*Document excerpt*
Chopper deal: Cameron promises help after PM airs concern
New Delhi: Prime Minister Manmohan Singh on Tuesday raised serious concerns over the AugustaWestland helicopter deal during talks with his British counterpart David Cameron.
“I conveyed our concerns about allegations of unethical
means used in AugustaWestland contract for purchase of helicopters,” Manmohan Singh said after meeting Cameron.
The Indian Prime Minister also said that his government has sought UK's help in finding out whether integrity pact was breached in the over Rs 3500 crore deal to supply 12 VVIP helicopters to the Indian Air Force.
Responding to the request by the PM, British Prime Minister David Cameron assured India full cooperation on the chopper matter.
Commenting on the chopper issue, Cameron said, “UK has one of the toughest anti-bribery laws.”
Both leaders are treading with caution as the chopper deal is a sensitive issue for both sides, while Manmohan Singh is fighting hard to steer clear of any corruption taint on his government, Cameron wants the deal to go through as AgustaWestland employs nearly 5,000 people in the UK, and there are obvious concerns over chopper deal cancellation.

*Records shown*

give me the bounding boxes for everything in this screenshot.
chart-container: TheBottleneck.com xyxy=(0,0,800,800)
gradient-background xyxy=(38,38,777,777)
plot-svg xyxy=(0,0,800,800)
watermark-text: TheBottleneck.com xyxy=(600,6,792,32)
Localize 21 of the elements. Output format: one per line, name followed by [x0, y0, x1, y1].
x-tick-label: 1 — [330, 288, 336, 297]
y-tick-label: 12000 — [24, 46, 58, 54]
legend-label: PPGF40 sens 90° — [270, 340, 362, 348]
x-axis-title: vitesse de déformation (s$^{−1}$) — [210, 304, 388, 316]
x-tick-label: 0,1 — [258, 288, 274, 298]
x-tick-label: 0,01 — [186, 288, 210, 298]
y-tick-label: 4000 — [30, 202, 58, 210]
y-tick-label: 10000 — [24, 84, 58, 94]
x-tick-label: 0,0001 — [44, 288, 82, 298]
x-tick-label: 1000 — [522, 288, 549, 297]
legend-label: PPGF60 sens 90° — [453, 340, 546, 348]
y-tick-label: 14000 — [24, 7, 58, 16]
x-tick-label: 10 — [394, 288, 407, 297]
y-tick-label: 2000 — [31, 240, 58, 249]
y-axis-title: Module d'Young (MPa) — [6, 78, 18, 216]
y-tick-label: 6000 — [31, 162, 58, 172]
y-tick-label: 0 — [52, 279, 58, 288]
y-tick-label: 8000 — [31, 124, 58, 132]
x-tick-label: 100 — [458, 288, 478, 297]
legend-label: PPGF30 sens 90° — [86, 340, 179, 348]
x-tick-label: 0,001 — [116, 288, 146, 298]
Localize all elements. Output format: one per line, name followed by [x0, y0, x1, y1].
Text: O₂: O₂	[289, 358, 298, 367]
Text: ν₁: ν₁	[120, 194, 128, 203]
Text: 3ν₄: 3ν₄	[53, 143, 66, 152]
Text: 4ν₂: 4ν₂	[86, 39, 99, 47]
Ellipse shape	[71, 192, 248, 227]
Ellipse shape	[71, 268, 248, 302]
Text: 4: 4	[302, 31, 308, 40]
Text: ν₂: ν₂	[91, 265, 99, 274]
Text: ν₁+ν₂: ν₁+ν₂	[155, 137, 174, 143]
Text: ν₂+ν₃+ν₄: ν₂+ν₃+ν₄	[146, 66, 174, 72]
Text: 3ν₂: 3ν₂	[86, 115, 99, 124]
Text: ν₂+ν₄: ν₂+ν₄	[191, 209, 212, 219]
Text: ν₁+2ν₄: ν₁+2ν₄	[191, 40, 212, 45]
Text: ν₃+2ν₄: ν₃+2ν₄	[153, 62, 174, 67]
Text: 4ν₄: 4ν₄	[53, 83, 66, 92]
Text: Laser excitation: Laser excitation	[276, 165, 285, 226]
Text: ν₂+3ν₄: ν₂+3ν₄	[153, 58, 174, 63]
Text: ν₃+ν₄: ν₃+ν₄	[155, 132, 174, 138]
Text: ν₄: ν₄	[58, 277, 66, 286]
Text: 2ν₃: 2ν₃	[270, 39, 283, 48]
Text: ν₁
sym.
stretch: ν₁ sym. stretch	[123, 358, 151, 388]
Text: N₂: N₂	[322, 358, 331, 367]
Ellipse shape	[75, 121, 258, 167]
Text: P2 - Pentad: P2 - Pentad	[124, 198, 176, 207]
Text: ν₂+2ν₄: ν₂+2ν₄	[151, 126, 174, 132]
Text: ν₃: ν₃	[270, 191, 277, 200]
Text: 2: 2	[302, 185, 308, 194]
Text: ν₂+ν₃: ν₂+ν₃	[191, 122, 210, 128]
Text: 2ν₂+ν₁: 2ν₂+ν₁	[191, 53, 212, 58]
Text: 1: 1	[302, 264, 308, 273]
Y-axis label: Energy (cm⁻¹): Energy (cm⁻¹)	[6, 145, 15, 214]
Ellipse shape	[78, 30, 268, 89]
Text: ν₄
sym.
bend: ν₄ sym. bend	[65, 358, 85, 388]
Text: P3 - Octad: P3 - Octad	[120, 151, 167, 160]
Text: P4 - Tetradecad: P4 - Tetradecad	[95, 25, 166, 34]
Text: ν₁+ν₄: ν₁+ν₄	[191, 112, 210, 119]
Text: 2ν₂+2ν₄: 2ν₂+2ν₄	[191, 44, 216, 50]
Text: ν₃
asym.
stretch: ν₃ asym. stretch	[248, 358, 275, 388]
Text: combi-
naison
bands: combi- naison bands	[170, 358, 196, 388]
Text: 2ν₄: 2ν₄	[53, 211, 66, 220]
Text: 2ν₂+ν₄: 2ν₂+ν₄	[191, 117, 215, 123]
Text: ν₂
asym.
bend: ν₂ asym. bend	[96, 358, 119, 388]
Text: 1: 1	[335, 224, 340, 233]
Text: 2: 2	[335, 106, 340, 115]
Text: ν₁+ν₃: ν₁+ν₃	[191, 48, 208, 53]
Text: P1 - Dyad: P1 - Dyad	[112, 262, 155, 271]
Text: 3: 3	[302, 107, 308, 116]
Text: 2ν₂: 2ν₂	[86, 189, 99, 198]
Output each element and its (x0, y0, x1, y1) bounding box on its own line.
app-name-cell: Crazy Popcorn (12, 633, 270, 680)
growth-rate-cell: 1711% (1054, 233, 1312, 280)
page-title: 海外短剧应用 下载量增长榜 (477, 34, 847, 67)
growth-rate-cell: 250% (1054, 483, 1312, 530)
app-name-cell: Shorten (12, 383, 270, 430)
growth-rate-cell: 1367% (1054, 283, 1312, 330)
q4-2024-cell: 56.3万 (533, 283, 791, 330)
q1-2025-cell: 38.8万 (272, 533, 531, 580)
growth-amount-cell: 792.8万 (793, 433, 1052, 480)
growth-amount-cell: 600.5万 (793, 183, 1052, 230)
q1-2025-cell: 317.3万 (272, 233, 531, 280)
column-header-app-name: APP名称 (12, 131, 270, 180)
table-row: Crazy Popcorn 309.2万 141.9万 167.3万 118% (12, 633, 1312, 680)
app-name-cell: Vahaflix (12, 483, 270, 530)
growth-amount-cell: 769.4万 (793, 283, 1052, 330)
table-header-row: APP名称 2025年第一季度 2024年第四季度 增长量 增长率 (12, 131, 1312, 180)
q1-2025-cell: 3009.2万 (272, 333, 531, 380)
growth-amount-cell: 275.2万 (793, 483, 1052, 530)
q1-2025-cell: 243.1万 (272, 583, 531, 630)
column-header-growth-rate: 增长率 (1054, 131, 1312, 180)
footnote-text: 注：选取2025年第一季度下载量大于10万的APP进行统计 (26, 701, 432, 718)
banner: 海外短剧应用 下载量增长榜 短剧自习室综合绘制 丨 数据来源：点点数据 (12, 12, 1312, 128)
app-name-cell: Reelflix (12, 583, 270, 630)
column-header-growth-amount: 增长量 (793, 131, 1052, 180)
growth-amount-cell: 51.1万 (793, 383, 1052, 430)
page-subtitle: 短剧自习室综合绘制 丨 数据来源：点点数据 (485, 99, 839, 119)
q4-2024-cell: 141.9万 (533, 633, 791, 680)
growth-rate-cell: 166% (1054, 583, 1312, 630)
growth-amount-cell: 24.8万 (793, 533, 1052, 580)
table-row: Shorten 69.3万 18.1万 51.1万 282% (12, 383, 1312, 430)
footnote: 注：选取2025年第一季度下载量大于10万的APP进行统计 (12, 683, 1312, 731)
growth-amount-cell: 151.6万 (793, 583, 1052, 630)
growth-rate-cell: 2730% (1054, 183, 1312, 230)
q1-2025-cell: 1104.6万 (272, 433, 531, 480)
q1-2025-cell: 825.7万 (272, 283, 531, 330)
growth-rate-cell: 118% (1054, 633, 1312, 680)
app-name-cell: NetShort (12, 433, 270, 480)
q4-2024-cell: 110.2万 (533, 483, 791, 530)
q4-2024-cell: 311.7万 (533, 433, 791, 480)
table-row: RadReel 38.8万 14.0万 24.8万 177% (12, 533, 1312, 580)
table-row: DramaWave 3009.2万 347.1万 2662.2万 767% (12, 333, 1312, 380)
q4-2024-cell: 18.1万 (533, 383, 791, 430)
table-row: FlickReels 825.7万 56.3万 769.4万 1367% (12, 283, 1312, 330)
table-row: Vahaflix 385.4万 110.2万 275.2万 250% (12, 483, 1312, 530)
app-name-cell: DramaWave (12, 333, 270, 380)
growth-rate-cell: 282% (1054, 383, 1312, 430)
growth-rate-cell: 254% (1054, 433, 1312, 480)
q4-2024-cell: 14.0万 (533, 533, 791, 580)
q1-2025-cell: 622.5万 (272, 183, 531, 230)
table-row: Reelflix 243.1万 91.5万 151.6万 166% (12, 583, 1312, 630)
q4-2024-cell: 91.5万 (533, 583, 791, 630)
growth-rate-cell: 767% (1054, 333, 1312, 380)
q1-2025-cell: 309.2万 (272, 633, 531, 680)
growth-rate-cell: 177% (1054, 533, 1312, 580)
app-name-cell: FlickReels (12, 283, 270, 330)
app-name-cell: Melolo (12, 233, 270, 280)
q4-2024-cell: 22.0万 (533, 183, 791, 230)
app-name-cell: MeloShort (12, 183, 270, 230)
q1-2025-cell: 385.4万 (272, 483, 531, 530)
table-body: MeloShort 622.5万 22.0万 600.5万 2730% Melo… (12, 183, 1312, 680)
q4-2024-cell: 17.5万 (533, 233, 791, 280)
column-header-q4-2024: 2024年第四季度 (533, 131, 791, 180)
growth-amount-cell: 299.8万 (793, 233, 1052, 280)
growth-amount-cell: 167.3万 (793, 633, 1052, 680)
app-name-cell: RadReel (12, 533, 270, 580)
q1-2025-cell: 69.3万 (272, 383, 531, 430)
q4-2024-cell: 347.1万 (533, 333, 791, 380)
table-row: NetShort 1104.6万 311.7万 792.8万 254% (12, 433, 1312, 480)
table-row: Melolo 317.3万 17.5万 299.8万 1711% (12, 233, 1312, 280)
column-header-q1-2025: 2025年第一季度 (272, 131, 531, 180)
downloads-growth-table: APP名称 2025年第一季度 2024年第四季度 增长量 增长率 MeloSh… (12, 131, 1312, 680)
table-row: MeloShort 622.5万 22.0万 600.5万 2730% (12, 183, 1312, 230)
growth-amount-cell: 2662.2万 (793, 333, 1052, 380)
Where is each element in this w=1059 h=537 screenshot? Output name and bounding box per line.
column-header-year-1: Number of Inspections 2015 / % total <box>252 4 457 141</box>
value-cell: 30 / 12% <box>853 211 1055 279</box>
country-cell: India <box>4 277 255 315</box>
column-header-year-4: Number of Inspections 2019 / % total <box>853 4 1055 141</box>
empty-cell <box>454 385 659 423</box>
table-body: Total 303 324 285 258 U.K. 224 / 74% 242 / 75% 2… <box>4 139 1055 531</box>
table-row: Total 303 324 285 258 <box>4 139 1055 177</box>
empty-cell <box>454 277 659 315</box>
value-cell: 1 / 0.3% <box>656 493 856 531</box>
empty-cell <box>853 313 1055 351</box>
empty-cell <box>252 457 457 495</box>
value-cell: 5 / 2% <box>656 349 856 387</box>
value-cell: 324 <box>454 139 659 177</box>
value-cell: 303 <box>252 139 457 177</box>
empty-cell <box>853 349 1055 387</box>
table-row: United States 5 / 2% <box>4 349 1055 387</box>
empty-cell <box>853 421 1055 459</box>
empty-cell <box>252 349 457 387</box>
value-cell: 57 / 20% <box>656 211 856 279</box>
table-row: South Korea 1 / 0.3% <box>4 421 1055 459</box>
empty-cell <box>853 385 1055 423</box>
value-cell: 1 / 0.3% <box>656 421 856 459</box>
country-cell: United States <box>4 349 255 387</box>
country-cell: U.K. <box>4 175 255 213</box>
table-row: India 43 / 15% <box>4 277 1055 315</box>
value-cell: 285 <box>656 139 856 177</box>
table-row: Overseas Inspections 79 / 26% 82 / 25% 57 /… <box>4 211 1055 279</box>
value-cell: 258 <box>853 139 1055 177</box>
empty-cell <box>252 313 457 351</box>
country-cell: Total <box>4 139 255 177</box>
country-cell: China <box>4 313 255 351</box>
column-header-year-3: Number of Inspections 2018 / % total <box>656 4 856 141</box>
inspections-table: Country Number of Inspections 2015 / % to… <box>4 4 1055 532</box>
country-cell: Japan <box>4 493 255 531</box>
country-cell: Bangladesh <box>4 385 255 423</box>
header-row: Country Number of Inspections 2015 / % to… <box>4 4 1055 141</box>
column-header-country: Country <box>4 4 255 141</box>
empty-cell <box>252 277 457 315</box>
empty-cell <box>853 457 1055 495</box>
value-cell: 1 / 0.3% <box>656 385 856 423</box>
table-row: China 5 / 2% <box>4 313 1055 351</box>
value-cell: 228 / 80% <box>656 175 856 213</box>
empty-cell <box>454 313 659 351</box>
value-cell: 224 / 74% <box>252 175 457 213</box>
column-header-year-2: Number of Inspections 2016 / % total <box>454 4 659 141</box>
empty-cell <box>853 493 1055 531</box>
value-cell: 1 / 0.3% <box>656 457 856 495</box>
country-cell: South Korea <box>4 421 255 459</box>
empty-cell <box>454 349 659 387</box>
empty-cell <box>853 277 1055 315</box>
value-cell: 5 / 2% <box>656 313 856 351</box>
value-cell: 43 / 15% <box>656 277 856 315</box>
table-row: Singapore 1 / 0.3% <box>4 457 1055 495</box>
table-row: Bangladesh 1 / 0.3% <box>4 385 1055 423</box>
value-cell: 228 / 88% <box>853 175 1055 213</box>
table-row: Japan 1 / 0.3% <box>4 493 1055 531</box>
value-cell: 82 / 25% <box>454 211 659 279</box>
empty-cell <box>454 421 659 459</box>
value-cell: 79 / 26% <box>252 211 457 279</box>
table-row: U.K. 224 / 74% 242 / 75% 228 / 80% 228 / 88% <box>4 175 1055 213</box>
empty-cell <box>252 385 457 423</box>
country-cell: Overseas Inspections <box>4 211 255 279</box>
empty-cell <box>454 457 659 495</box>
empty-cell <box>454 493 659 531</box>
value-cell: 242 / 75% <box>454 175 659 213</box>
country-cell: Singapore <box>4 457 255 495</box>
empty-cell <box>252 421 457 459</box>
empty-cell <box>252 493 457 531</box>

*Exercises*
(a) List every numerical figure stated in the chopper deal article.
(b) In the chopper deal article, which force were the helicopters to be supplied to?
(c) Rewrite the paragraph of the chopper deal article that begins "Both leaders are treading with caution" as a short bulleted list.
The records play no part in what comes next.

*Outputs by task*
(a)
- Over Rs 3500 crore (the value of the deal)
- 12 (VVIP helicopters)
- Nearly 5,000 (people AgustaWestland employs in the UK)

(b) The Indian Air Force.

(c)
- Both leaders are proceeding cautiously because the chopper deal is sensitive for both sides.
- Manmohan Singh is trying to keep any corruption taint away from his government.
- Cameron wants the deal to go through because AgustaWestland employs nearly 5,000 people in the UK.
- There are clear concerns about the deal being canceled.